# Requirements
Copy out lines with the word "network" from the material that follows.

# Recorded information
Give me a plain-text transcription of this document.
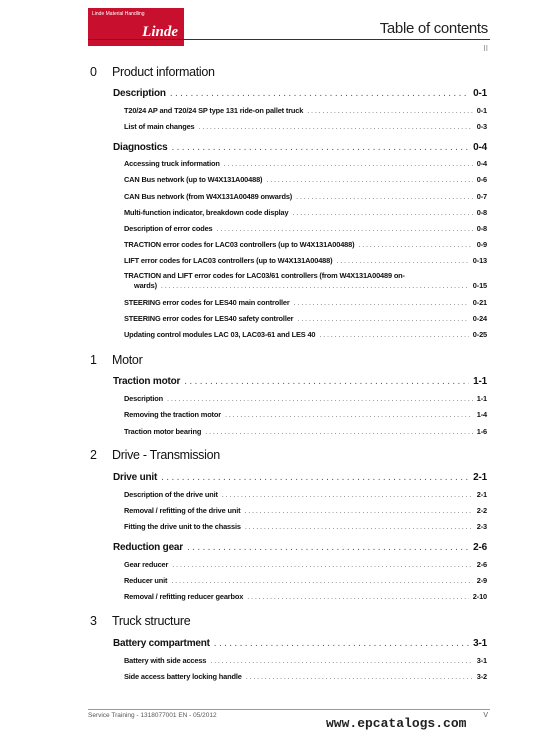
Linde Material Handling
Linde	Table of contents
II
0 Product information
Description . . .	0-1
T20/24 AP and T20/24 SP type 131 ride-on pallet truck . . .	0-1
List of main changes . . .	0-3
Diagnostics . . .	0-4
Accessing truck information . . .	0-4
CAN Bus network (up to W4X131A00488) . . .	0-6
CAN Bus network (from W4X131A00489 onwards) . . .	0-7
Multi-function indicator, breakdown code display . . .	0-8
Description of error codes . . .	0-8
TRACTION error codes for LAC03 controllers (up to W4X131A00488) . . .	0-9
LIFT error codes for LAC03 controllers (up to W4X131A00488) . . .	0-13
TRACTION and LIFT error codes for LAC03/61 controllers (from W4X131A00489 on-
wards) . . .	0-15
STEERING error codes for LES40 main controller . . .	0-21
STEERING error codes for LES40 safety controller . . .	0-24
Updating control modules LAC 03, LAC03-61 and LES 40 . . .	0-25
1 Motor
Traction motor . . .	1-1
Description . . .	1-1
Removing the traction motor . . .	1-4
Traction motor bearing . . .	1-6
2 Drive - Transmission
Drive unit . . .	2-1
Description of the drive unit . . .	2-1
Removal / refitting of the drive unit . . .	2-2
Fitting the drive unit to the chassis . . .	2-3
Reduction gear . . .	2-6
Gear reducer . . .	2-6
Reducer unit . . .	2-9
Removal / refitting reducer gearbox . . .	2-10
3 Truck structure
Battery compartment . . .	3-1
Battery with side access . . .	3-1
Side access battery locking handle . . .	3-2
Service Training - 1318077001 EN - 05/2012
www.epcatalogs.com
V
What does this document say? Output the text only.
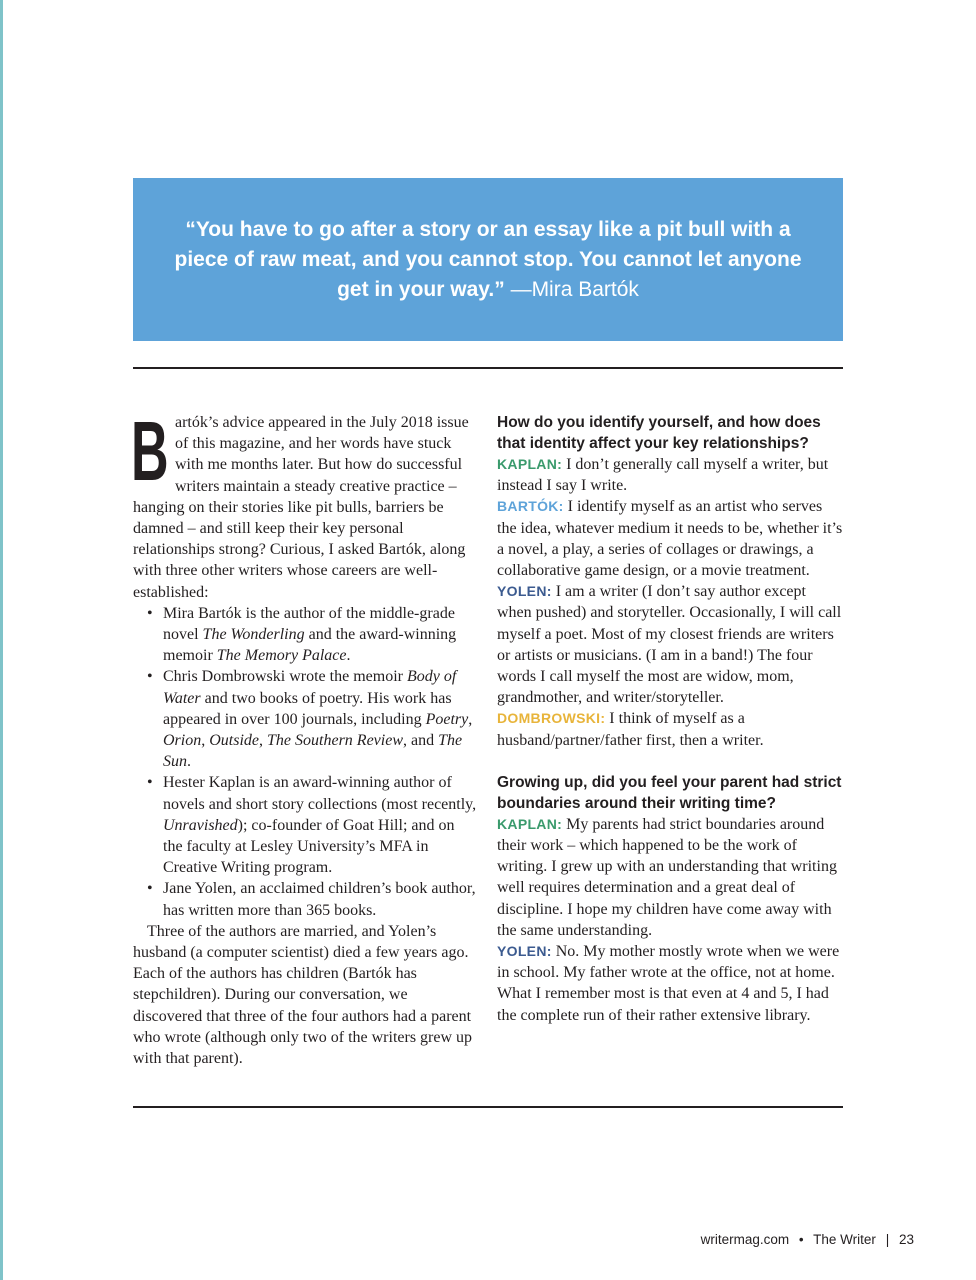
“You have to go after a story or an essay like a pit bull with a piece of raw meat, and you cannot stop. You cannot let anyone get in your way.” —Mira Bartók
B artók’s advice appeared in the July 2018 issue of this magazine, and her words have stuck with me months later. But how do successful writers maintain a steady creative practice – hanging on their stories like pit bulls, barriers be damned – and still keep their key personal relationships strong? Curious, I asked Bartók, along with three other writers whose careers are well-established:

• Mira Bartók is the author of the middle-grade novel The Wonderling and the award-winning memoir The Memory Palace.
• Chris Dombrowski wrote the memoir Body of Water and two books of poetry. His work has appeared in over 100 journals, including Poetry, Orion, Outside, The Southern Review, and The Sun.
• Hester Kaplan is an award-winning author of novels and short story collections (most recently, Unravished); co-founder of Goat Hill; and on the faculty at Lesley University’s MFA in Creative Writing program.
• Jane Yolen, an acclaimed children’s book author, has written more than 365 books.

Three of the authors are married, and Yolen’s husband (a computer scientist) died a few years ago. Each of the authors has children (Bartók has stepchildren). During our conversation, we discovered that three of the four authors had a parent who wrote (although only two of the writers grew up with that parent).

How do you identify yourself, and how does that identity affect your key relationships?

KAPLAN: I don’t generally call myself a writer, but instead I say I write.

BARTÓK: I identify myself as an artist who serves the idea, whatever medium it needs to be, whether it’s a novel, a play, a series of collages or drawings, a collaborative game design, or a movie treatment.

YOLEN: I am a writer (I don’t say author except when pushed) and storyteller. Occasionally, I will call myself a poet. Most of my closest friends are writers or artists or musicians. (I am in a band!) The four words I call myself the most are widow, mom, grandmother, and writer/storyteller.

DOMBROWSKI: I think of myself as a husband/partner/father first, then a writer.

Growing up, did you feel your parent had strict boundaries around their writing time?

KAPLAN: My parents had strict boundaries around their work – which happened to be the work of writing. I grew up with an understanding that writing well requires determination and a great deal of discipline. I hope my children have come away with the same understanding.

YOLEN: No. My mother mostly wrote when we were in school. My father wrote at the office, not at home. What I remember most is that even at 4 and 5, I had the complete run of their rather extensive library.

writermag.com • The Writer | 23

---

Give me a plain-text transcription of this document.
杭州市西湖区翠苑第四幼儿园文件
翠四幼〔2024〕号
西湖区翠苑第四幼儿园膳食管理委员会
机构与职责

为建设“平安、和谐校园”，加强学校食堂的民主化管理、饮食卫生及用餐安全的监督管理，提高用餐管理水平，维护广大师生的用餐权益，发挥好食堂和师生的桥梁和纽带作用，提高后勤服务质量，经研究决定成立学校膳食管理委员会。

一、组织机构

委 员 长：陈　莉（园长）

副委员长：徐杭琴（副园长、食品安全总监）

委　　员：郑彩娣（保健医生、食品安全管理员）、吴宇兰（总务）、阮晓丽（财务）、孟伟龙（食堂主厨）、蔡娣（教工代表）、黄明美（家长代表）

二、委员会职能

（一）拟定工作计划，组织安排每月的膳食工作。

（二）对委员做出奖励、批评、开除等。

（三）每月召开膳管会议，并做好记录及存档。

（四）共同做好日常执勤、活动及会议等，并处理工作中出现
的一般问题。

# Solution for this task
CAN Bus network (up to W4X131A00488) . . .	0-6
CAN Bus network (from W4X131A00489 onwards) . . .	0-7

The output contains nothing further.